>> start RAW DATA

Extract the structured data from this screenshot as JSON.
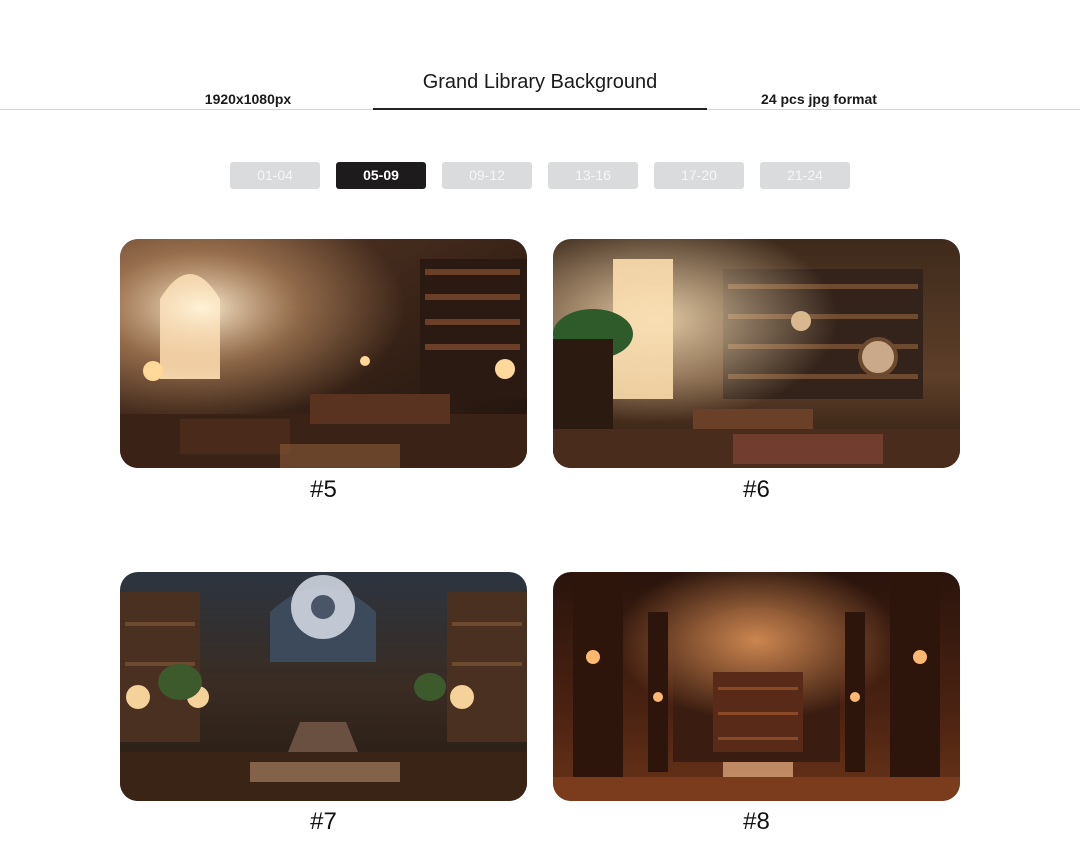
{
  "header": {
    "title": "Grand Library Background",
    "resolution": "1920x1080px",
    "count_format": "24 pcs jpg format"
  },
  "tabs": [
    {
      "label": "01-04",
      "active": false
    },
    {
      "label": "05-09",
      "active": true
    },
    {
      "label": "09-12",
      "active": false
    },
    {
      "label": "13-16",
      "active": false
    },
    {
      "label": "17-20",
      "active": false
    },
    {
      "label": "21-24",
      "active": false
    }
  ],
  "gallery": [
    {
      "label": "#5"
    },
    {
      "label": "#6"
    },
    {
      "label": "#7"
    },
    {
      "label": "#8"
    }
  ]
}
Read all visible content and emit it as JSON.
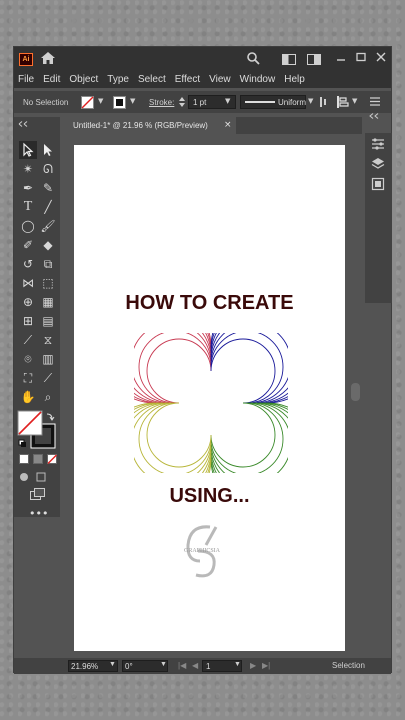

>> end RAW DATA
>> start RAW DATA

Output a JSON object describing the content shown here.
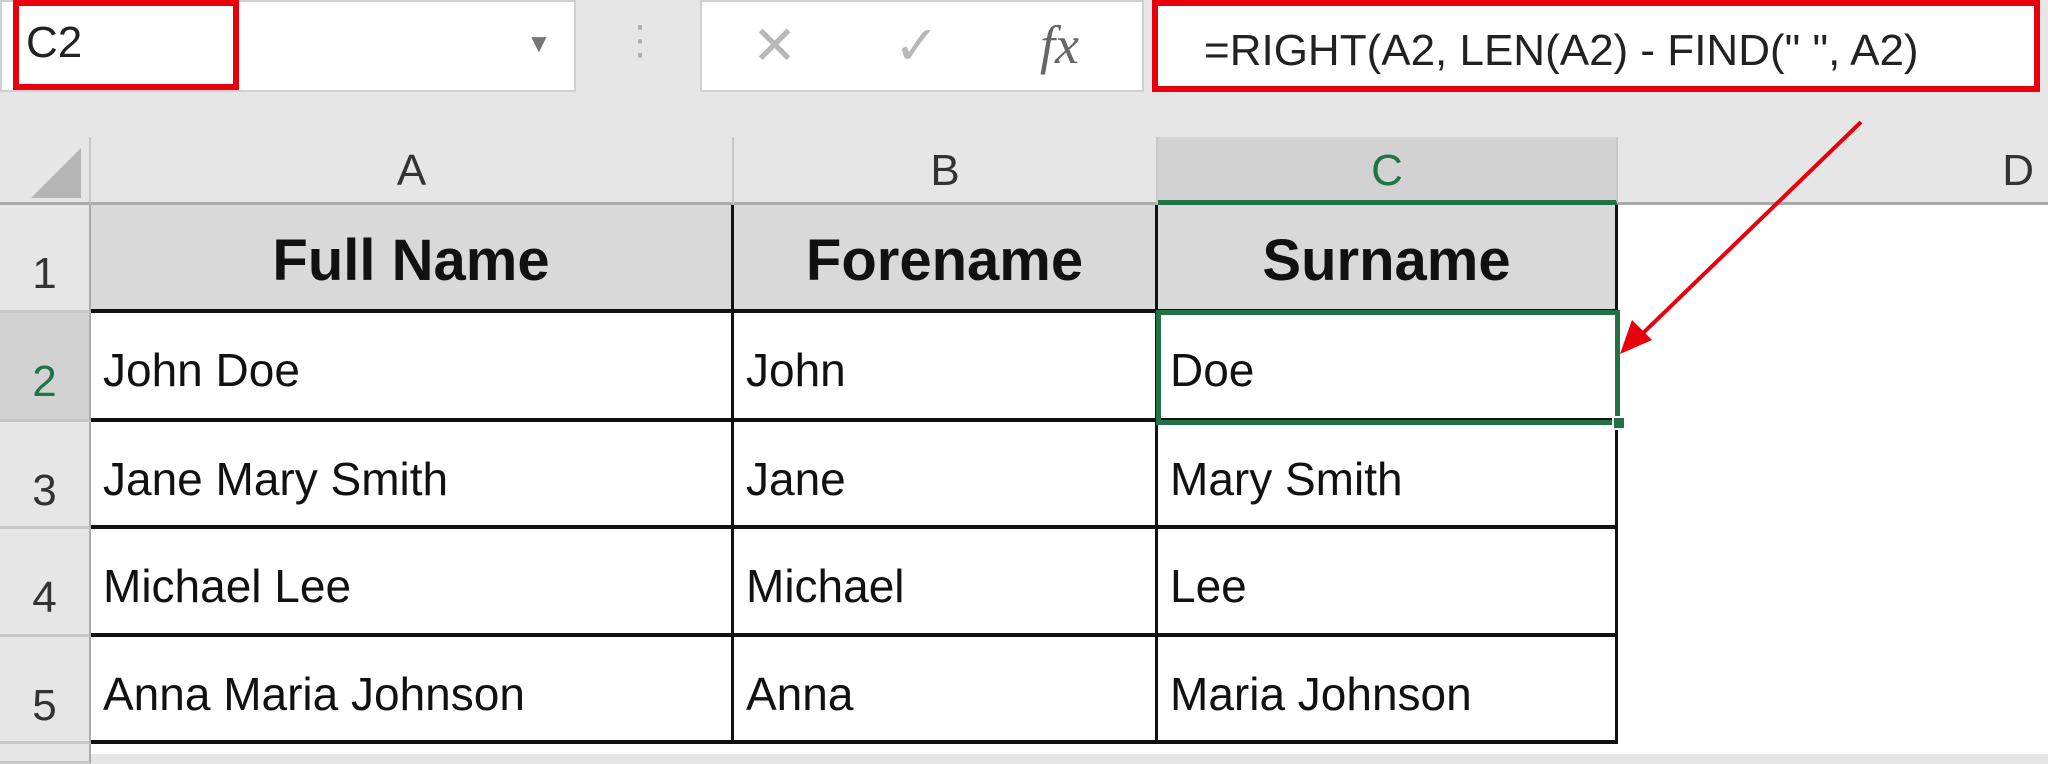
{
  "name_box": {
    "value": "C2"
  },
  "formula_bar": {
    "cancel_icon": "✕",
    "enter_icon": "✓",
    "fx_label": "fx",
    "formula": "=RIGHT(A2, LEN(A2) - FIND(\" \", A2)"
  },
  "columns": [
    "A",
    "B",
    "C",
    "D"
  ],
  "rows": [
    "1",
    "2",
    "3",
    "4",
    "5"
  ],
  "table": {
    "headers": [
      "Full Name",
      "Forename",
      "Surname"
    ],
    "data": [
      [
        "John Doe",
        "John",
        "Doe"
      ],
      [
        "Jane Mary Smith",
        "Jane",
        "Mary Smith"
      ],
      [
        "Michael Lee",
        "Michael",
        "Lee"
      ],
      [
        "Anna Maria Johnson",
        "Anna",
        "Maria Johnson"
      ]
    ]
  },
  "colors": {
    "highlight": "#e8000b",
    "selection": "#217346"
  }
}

>> end RAW DATA

--- EXERCISE GOAL ---
From the records above, extract the lines from the one holding "Extract the structured" through the one holding "Read all visible content and emit it as JSON.", word for word; omit the pictures.

--- OUTPUT ---
Extract the structured data from this screenshot as JSON.
{
  "header": {
    "title": "Grand Library Background",
    "resolution": "1920x1080px",
    "count_format": "24 pcs jpg format"
  },
  "tabs": [
    {
      "label": "01-04",
      "active": false
    },
    {
      "label": "05-09",
      "active": true
    },
    {
      "label": "09-12",
      "active": false
    },
    {
      "label": "13-16",
      "active": false
    },
    {
      "label": "17-20",
      "active": false
    },
    {
      "label": "21-24",
      "active": false
    }
  ],
  "gallery": [
    {
      "label": "#5"
    },
    {
      "label": "#6"
    },
    {
      "label": "#7"
    },
    {
      "label": "#8"
    }
  ]
}
Read all visible content and emit it as JSON.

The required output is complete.